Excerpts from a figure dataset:
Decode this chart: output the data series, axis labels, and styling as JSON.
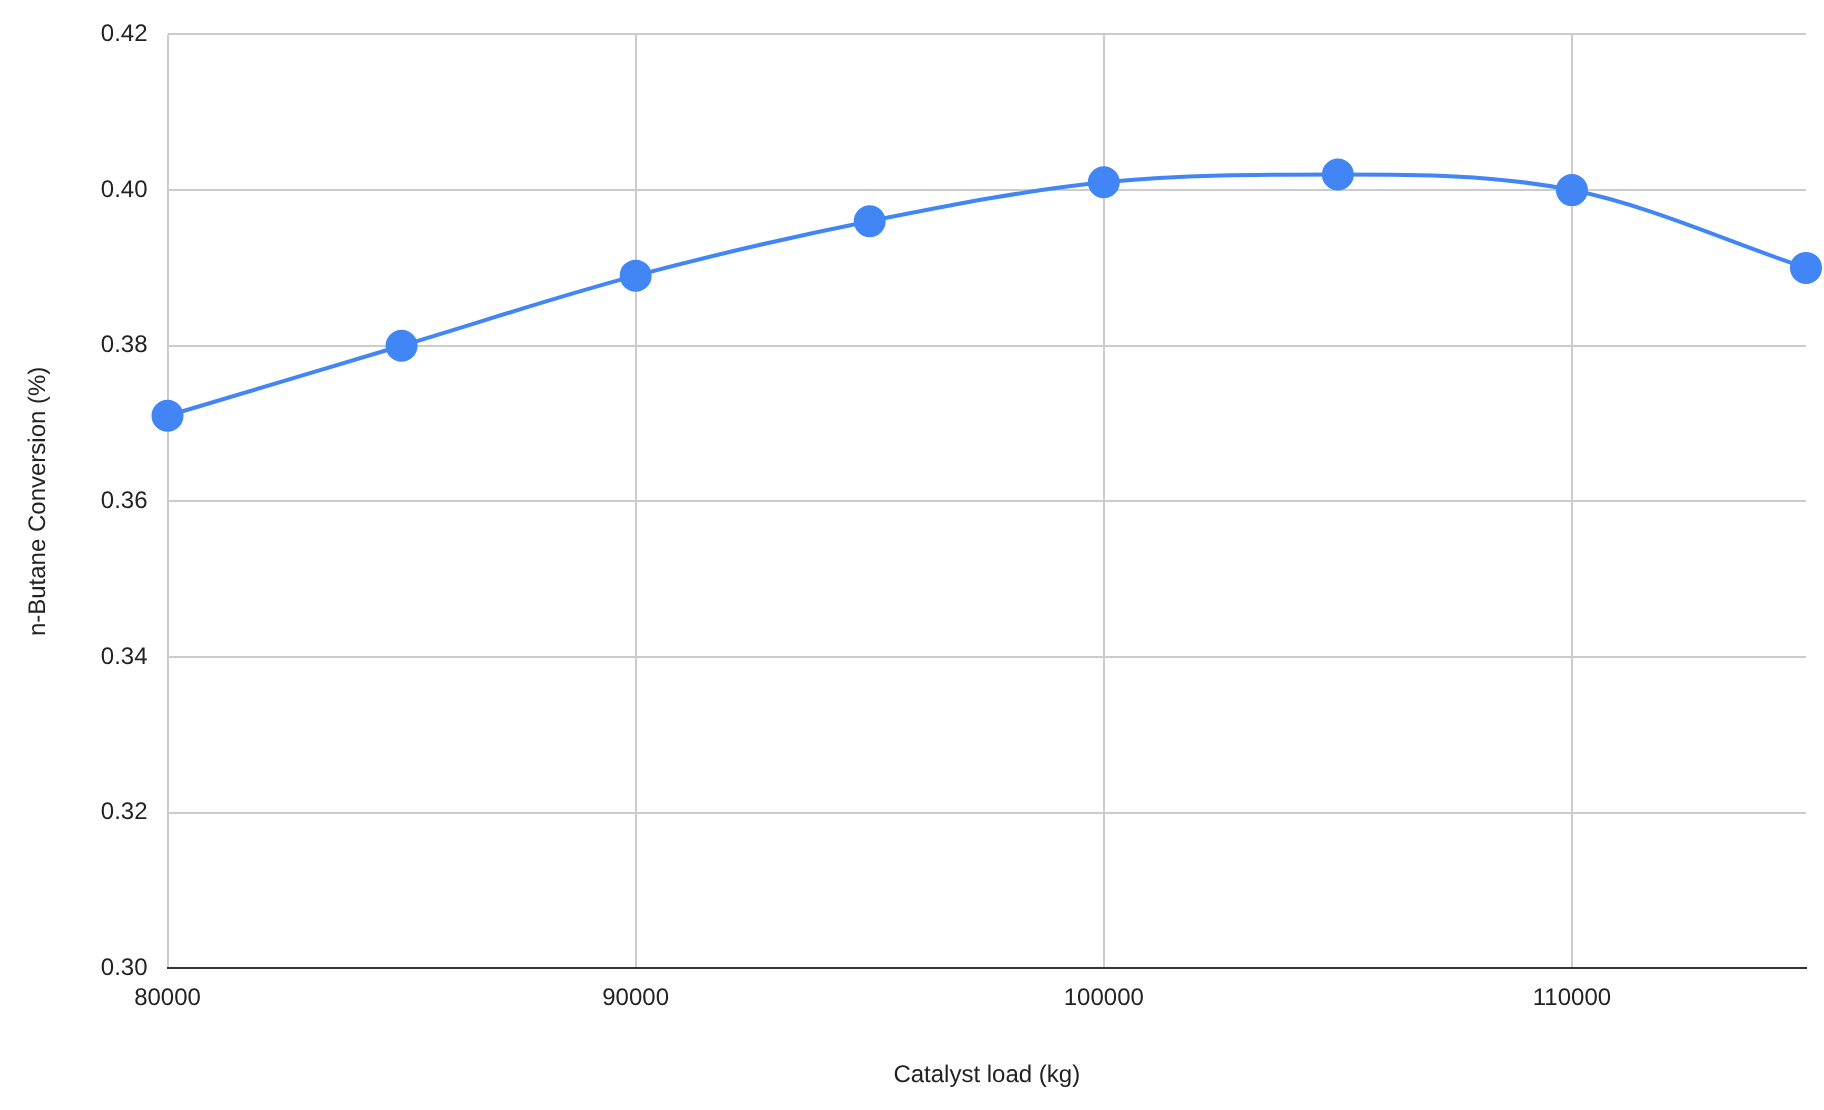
{
  "chart_data": {
    "type": "line",
    "xlabel": "Catalyst load (kg)",
    "ylabel": "n-Butane Conversion (%)",
    "x": [
      80000,
      85000,
      90000,
      95000,
      100000,
      105000,
      110000,
      115000
    ],
    "series": [
      {
        "color": "#4285f4",
        "values": [
          0.371,
          0.38,
          0.389,
          0.396,
          0.401,
          0.402,
          0.4,
          0.39
        ]
      }
    ],
    "xlim": [
      80000,
      115000
    ],
    "xticks": [
      80000,
      90000,
      100000,
      110000
    ],
    "ylim": [
      0.3,
      0.42
    ],
    "yticks": [
      {
        "value": 0.3,
        "label": "0.30"
      },
      {
        "value": 0.32,
        "label": "0.32"
      },
      {
        "value": 0.34,
        "label": "0.34"
      },
      {
        "value": 0.36,
        "label": "0.36"
      },
      {
        "value": 0.38,
        "label": "0.38"
      },
      {
        "value": 0.4,
        "label": "0.40"
      },
      {
        "value": 0.42,
        "label": "0.42"
      }
    ],
    "grid": true,
    "legend": false,
    "marker": "circle",
    "line_style": "solid"
  }
}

:: Stated task ::
What comes back should match the records exactly, minus any pictures.

:: Solution below ::
Decode this chart: output the data series, axis labels, and styling as JSON.
{
  "chart_data": {
    "type": "line",
    "xlabel": "Catalyst load (kg)",
    "ylabel": "n-Butane Conversion (%)",
    "x": [
      80000,
      85000,
      90000,
      95000,
      100000,
      105000,
      110000,
      115000
    ],
    "series": [
      {
        "color": "#4285f4",
        "values": [
          0.371,
          0.38,
          0.389,
          0.396,
          0.401,
          0.402,
          0.4,
          0.39
        ]
      }
    ],
    "xlim": [
      80000,
      115000
    ],
    "xticks": [
      80000,
      90000,
      100000,
      110000
    ],
    "ylim": [
      0.3,
      0.42
    ],
    "yticks": [
      {
        "value": 0.3,
        "label": "0.30"
      },
      {
        "value": 0.32,
        "label": "0.32"
      },
      {
        "value": 0.34,
        "label": "0.34"
      },
      {
        "value": 0.36,
        "label": "0.36"
      },
      {
        "value": 0.38,
        "label": "0.38"
      },
      {
        "value": 0.4,
        "label": "0.40"
      },
      {
        "value": 0.42,
        "label": "0.42"
      }
    ],
    "grid": true,
    "legend": false,
    "marker": "circle",
    "line_style": "solid"
  }
}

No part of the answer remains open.